**DO THIS**
Give only the number of lines in the data that contain the word "intrusion".

**MATERIAL FOR THIS TASK**
============================================================

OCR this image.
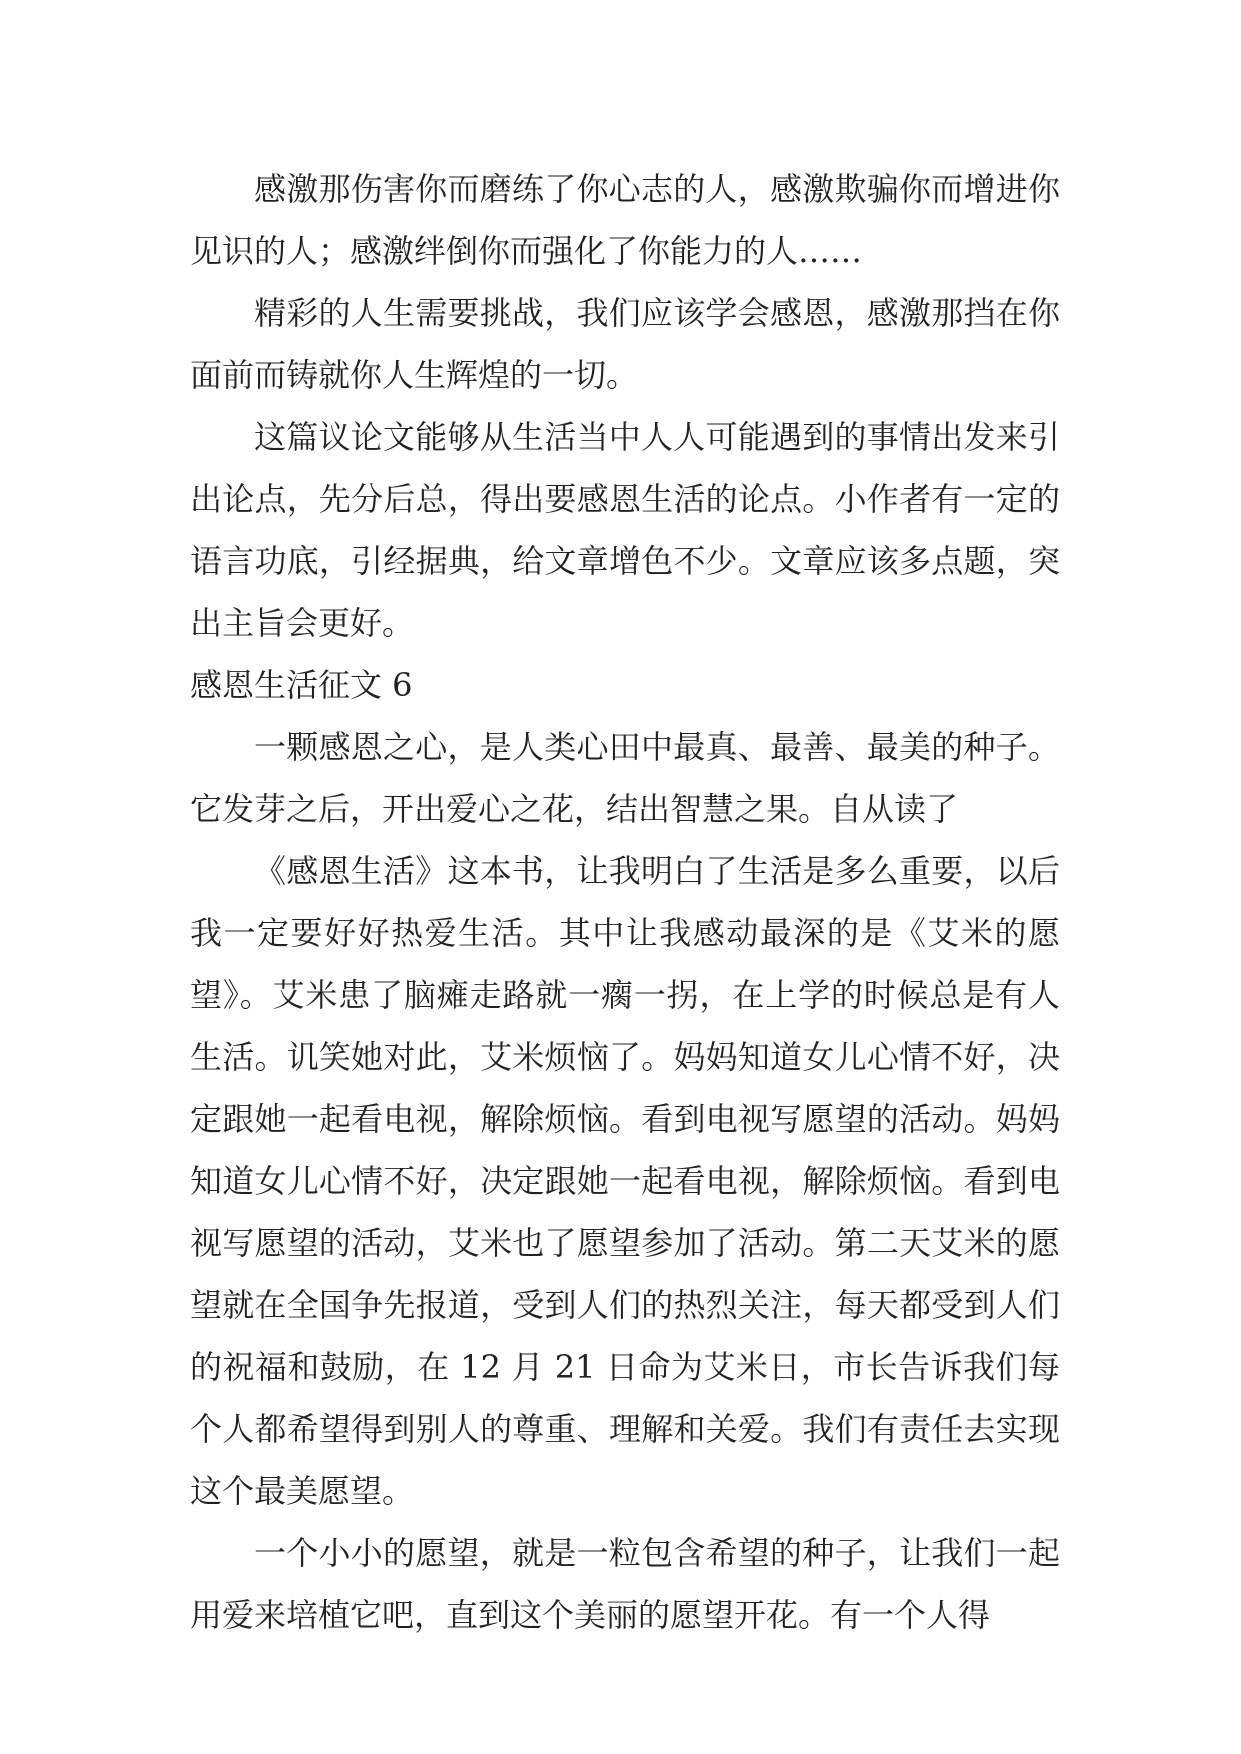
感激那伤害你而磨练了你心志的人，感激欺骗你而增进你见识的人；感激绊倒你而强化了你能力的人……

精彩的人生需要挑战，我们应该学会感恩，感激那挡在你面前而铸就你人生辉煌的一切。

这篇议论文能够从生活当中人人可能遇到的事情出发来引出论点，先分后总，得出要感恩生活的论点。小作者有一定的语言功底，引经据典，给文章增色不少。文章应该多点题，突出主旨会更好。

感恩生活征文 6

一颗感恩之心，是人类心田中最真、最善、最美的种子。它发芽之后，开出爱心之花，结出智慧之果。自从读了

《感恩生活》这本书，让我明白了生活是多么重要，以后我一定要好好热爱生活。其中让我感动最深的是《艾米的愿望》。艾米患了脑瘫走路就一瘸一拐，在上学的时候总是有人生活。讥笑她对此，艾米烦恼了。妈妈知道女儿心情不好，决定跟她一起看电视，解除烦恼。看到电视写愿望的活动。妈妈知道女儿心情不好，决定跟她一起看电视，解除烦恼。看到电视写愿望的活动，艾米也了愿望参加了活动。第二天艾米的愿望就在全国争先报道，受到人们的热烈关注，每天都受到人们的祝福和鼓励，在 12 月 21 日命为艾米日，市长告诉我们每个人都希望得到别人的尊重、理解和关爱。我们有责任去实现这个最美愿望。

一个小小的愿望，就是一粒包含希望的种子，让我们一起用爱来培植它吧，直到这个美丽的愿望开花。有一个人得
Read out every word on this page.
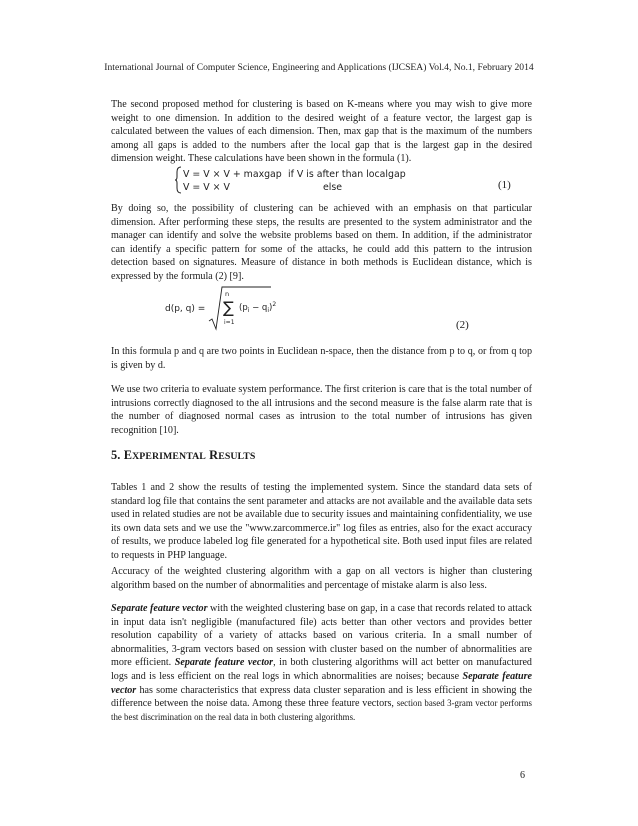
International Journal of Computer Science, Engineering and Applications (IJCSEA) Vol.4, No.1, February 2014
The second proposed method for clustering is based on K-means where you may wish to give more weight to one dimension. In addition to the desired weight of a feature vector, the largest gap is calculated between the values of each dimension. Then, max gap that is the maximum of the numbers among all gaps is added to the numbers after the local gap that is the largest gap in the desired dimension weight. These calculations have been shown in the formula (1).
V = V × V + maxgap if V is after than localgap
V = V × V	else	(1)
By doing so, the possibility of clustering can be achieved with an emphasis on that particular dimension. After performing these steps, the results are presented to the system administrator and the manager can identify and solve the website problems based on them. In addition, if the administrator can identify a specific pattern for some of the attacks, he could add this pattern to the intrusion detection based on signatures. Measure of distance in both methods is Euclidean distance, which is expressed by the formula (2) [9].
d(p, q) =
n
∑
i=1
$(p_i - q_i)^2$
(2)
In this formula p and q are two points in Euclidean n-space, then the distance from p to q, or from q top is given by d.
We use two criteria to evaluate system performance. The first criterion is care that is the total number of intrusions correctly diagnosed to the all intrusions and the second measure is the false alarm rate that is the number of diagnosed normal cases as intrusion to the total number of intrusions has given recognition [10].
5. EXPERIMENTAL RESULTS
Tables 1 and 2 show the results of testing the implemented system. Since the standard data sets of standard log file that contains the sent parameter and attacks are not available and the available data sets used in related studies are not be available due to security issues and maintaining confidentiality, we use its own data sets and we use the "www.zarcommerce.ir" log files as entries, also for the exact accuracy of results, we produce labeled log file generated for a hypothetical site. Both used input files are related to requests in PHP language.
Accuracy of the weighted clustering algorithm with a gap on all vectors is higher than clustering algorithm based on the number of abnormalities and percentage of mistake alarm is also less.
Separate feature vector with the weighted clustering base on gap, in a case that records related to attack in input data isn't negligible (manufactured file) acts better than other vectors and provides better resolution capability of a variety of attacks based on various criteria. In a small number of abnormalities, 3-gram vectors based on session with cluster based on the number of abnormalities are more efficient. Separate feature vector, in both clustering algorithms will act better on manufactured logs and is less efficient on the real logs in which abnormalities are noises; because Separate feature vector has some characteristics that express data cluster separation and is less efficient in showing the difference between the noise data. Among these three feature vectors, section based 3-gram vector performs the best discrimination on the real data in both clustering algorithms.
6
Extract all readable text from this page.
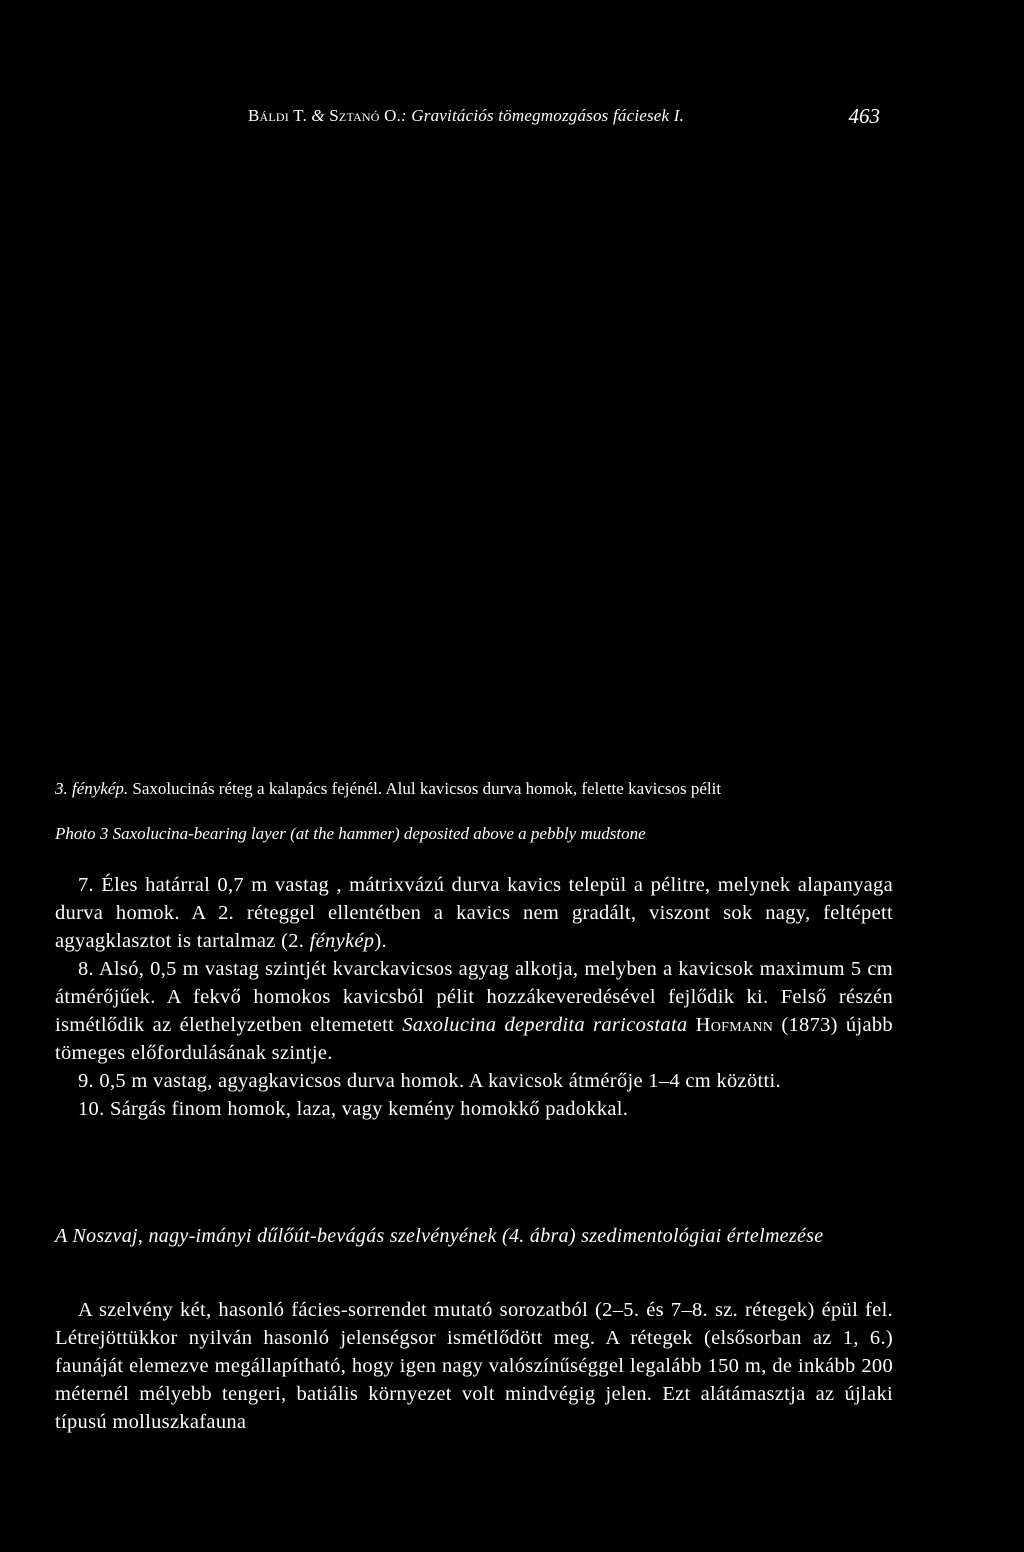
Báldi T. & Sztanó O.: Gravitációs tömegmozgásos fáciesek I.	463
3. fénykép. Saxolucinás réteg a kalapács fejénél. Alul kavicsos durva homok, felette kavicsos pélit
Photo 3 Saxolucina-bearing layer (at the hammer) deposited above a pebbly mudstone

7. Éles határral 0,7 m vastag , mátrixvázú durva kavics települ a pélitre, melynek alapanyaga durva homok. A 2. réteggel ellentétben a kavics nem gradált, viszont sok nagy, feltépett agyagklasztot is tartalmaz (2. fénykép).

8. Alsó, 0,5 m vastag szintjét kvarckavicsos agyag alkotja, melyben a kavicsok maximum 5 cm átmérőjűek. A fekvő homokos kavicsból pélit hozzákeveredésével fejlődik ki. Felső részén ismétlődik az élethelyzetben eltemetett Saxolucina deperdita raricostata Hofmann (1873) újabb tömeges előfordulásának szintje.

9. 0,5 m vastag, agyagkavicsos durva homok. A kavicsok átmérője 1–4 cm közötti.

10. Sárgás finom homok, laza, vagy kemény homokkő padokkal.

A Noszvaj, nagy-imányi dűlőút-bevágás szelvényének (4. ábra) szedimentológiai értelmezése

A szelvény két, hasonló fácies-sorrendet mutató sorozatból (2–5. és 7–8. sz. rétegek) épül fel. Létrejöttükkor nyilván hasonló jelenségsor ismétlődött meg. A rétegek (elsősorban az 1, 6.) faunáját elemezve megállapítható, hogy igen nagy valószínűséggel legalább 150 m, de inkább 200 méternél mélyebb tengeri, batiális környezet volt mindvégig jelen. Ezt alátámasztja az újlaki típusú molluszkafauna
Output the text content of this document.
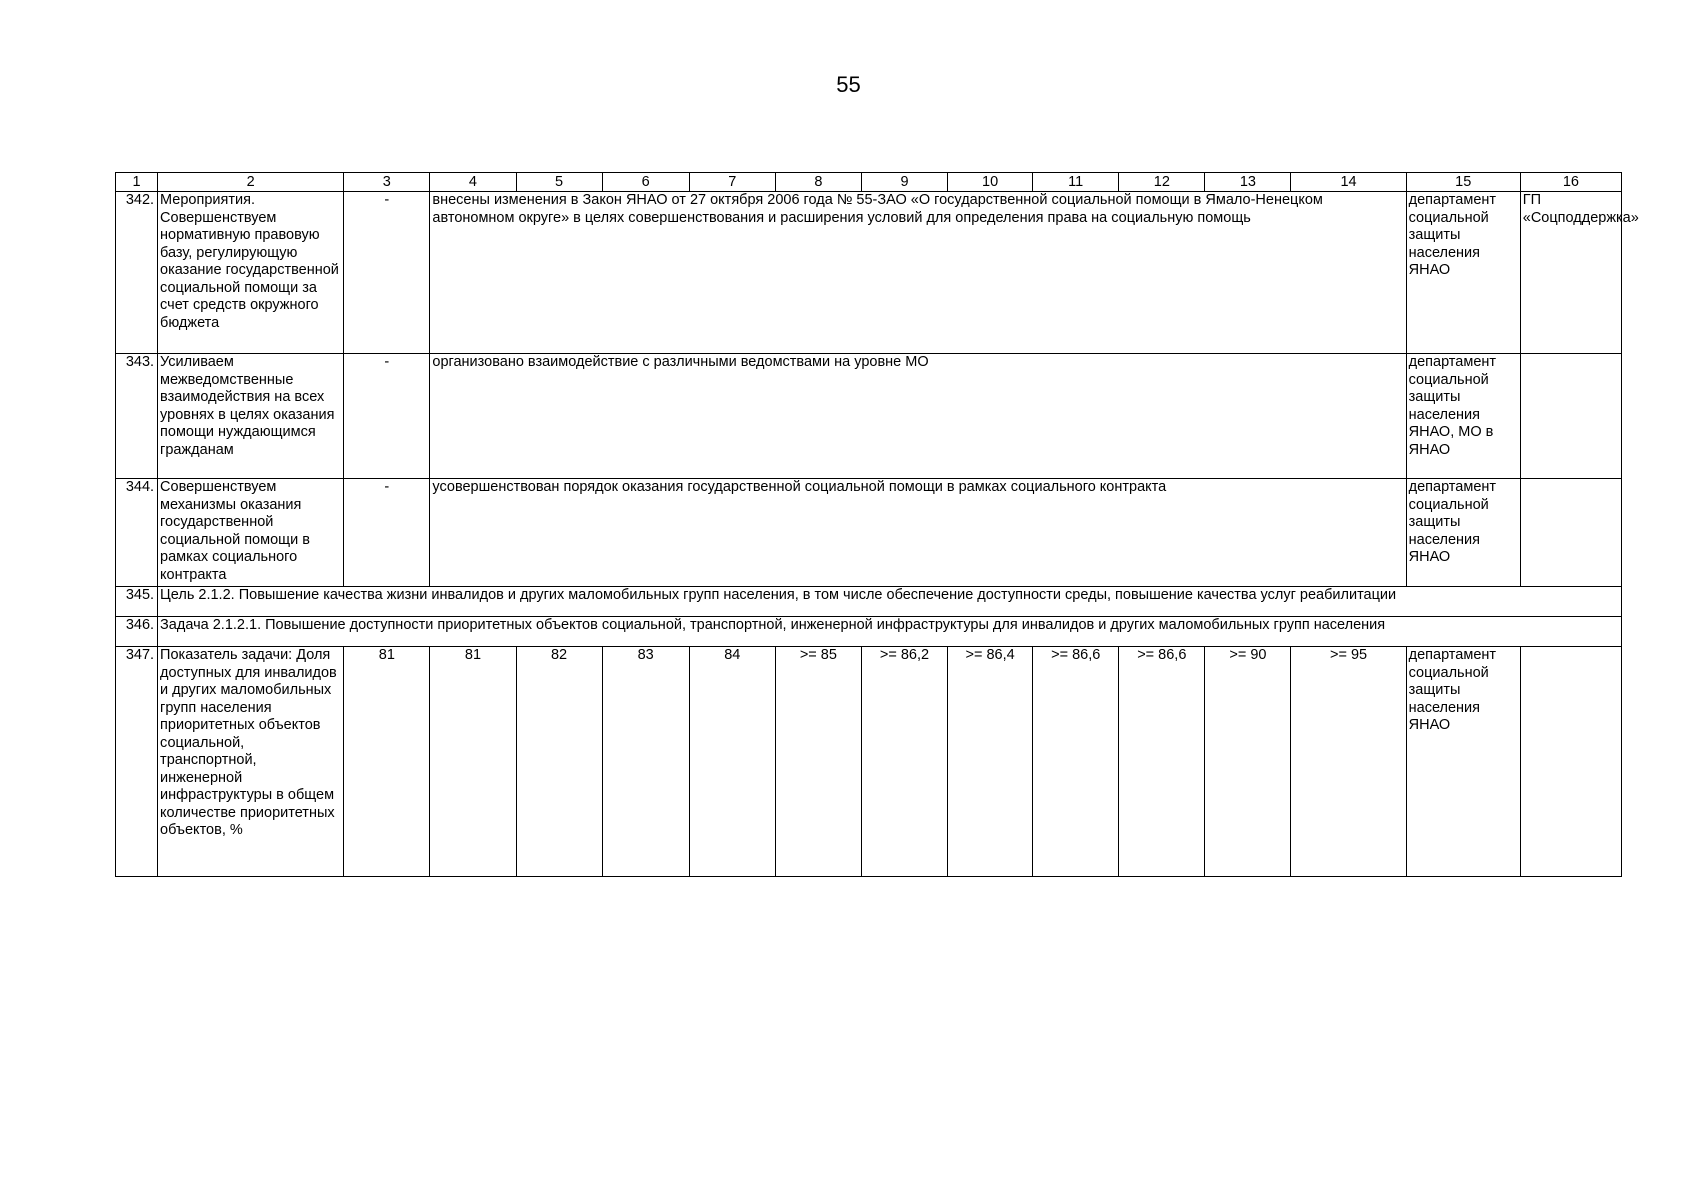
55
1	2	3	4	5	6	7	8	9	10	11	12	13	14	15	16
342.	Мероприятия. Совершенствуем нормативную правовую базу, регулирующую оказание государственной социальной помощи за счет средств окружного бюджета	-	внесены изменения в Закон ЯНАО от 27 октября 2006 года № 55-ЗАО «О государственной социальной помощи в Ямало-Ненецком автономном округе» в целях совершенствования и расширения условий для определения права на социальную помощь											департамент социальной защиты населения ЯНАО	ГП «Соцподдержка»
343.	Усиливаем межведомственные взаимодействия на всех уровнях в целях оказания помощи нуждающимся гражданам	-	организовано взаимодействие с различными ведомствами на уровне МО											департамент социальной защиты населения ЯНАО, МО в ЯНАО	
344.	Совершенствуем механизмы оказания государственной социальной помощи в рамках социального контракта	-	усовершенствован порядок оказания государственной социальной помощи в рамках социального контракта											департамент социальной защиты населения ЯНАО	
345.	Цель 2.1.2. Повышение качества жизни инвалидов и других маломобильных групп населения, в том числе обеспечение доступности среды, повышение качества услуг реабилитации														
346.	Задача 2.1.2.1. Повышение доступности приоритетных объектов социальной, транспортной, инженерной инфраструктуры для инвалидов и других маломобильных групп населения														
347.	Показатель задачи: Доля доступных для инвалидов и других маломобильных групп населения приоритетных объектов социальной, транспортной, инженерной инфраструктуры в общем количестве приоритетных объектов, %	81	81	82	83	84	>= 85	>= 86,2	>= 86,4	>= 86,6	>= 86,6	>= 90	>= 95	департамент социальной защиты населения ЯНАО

============================================================

**SOLUTION TO THIS EXERCISE**
2